◆ ENTRIES PROVIDED
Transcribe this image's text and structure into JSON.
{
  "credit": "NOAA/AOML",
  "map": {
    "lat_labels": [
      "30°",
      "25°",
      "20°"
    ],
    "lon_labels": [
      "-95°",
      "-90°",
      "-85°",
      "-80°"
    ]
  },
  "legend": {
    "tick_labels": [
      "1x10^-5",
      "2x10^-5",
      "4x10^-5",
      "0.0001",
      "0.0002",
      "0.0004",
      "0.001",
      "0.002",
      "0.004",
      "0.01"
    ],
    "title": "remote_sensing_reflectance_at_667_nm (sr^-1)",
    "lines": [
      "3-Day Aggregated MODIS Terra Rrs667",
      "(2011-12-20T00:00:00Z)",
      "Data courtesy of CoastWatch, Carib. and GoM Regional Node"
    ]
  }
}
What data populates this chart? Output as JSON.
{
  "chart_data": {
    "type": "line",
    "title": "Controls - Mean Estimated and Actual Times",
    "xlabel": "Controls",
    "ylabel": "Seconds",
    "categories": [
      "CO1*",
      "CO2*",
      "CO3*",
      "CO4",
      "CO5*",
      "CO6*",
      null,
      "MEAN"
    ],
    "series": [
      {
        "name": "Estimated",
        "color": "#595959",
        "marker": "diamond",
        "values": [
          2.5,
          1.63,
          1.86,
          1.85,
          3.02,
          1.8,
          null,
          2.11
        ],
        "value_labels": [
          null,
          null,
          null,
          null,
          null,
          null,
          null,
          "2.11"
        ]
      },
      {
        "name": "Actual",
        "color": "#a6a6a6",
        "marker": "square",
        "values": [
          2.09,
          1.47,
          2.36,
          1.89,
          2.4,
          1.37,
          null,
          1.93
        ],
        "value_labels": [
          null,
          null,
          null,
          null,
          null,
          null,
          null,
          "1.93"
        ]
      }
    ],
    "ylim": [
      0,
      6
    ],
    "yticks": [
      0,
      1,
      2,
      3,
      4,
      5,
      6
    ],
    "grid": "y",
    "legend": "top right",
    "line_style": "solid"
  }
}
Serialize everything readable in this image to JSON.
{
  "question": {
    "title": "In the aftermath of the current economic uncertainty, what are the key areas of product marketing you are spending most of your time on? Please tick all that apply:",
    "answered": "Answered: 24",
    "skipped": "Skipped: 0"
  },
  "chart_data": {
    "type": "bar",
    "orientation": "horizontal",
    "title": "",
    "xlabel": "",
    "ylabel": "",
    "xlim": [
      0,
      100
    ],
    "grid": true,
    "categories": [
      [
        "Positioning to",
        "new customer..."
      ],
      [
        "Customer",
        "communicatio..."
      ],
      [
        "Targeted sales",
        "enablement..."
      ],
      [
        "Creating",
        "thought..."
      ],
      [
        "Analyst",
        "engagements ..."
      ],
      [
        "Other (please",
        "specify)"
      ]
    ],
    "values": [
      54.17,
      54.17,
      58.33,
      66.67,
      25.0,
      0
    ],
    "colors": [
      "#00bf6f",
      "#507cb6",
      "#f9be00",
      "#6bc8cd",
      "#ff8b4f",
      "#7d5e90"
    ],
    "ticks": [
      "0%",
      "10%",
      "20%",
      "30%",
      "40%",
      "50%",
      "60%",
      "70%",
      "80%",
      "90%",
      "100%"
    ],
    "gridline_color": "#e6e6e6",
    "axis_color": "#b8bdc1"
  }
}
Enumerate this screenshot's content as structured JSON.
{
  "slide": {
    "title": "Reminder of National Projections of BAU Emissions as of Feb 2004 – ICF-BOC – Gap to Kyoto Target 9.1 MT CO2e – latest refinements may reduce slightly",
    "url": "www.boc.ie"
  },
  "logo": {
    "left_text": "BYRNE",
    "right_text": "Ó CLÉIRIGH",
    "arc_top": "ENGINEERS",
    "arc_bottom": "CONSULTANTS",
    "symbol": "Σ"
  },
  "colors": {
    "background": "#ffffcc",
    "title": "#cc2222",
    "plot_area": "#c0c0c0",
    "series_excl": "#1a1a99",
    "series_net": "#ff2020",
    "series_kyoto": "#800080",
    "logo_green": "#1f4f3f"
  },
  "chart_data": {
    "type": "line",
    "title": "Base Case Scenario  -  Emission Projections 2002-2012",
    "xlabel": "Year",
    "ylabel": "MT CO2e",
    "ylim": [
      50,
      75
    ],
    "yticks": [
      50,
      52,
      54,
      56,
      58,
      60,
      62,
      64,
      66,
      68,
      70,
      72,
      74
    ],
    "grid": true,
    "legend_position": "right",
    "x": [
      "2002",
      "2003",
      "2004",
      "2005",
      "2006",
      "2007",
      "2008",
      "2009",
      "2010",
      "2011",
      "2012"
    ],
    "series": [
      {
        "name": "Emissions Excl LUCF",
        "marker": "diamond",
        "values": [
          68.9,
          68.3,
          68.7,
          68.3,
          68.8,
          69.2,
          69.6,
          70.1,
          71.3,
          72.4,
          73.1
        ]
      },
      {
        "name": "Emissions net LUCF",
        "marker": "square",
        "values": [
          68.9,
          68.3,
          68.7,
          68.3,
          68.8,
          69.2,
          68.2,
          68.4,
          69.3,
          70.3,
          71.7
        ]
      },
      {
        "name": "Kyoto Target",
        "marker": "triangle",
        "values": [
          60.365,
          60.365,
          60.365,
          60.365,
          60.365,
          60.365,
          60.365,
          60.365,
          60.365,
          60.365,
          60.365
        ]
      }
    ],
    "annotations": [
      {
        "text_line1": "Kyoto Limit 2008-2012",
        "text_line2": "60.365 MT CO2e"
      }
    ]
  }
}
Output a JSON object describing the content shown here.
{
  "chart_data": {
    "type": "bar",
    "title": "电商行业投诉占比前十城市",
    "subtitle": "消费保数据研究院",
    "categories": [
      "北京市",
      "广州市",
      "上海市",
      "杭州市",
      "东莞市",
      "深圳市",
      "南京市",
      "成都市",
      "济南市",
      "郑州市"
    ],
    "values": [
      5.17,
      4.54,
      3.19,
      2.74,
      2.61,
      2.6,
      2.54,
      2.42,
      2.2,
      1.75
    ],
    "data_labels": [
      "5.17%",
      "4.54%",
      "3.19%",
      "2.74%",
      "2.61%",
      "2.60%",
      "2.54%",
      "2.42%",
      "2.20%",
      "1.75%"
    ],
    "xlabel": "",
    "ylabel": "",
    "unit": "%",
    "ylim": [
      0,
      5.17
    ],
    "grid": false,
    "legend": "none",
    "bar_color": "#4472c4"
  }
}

◆ WHAT IS BEING ASKED
Filter the records above and return every line that holds the word "Output".

◆ RESPONSE TO THIS EXERCISE
What data populates this chart? Output as JSON.
Output a JSON object describing the content shown here.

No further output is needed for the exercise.